THE TASK: Extract all data as written.

>> Start PROVIDED RECORDS

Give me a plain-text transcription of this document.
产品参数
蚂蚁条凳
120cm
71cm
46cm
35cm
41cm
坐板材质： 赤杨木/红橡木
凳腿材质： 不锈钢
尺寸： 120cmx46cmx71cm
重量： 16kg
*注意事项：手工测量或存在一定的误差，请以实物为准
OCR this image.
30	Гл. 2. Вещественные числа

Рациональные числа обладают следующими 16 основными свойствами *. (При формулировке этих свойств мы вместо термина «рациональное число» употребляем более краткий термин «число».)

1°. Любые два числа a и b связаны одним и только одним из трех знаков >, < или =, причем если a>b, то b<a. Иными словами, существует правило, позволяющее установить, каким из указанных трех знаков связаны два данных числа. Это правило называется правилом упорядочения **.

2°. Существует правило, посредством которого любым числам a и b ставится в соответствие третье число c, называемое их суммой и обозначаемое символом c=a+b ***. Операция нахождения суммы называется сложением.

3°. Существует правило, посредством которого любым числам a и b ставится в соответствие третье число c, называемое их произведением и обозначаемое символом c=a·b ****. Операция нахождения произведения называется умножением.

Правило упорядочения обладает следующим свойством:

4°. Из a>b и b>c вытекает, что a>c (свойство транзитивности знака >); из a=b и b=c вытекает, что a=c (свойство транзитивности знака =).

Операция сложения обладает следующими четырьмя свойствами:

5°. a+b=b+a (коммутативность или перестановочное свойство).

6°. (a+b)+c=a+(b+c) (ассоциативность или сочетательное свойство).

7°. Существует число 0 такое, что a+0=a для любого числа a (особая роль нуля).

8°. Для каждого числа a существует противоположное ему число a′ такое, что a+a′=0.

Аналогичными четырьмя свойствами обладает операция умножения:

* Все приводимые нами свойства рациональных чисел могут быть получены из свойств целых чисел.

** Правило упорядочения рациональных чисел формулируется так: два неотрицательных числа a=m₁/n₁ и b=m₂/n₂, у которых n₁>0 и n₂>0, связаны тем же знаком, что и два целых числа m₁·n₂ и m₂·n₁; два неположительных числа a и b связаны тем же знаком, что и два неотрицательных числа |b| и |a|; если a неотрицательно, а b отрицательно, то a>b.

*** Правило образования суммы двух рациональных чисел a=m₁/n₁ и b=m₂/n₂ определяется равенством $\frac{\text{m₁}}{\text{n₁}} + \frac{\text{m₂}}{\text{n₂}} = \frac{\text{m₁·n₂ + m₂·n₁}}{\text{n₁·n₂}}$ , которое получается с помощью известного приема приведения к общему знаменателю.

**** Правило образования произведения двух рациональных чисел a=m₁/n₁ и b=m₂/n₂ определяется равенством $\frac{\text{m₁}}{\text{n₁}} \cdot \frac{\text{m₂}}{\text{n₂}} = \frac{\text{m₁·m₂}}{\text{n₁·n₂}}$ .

>> End PROVIDED RECORDS

REPLY TO THE TASK:
Give me a plain-text transcription of this document.
产品参数
蚂蚁条凳
120cm
71cm
46cm
35cm
41cm
坐板材质： 赤杨木/红橡木
凳腿材质： 不锈钢
尺寸： 120cmx46cmx71cm
重量： 16kg
*注意事项：手工测量或存在一定的误差，请以实物为准
OCR this image.
30	Гл. 2. Вещественные числа

Рациональные числа обладают следующими 16 основными свойствами *. (При формулировке этих свойств мы вместо термина «рациональное число» употребляем более краткий термин «число».)

1°. Любые два числа a и b связаны одним и только одним из трех знаков >, < или =, причем если a>b, то b<a. Иными словами, существует правило, позволяющее установить, каким из указанных трех знаков связаны два данных числа. Это правило называется правилом упорядочения **.

2°. Существует правило, посредством которого любым числам a и b ставится в соответствие третье число c, называемое их суммой и обозначаемое символом c=a+b ***. Операция нахождения суммы называется сложением.

3°. Существует правило, посредством которого любым числам a и b ставится в соответствие третье число c, называемое их произведением и обозначаемое символом c=a·b ****. Операция нахождения произведения называется умножением.

Правило упорядочения обладает следующим свойством:

4°. Из a>b и b>c вытекает, что a>c (свойство транзитивности знака >); из a=b и b=c вытекает, что a=c (свойство транзитивности знака =).

Операция сложения обладает следующими четырьмя свойствами:

5°. a+b=b+a (коммутативность или перестановочное свойство).

6°. (a+b)+c=a+(b+c) (ассоциативность или сочетательное свойство).

7°. Существует число 0 такое, что a+0=a для любого числа a (особая роль нуля).

8°. Для каждого числа a существует противоположное ему число a′ такое, что a+a′=0.

Аналогичными четырьмя свойствами обладает операция умножения:

* Все приводимые нами свойства рациональных чисел могут быть получены из свойств целых чисел.

** Правило упорядочения рациональных чисел формулируется так: два неотрицательных числа a=m₁/n₁ и b=m₂/n₂, у которых n₁>0 и n₂>0, связаны тем же знаком, что и два целых числа m₁·n₂ и m₂·n₁; два неположительных числа a и b связаны тем же знаком, что и два неотрицательных числа |b| и |a|; если a неотрицательно, а b отрицательно, то a>b.

*** Правило образования суммы двух рациональных чисел a=m₁/n₁ и b=m₂/n₂ определяется равенством $\frac{\text{m₁}}{\text{n₁}} + \frac{\text{m₂}}{\text{n₂}} = \frac{\text{m₁·n₂ + m₂·n₁}}{\text{n₁·n₂}}$ , которое получается с помощью известного приема приведения к общему знаменателю.

**** Правило образования произведения двух рациональных чисел a=m₁/n₁ и b=m₂/n₂ определяется равенством $\frac{\text{m₁}}{\text{n₁}} \cdot \frac{\text{m₂}}{\text{n₂}} = \frac{\text{m₁·m₂}}{\text{n₁·n₂}}$ .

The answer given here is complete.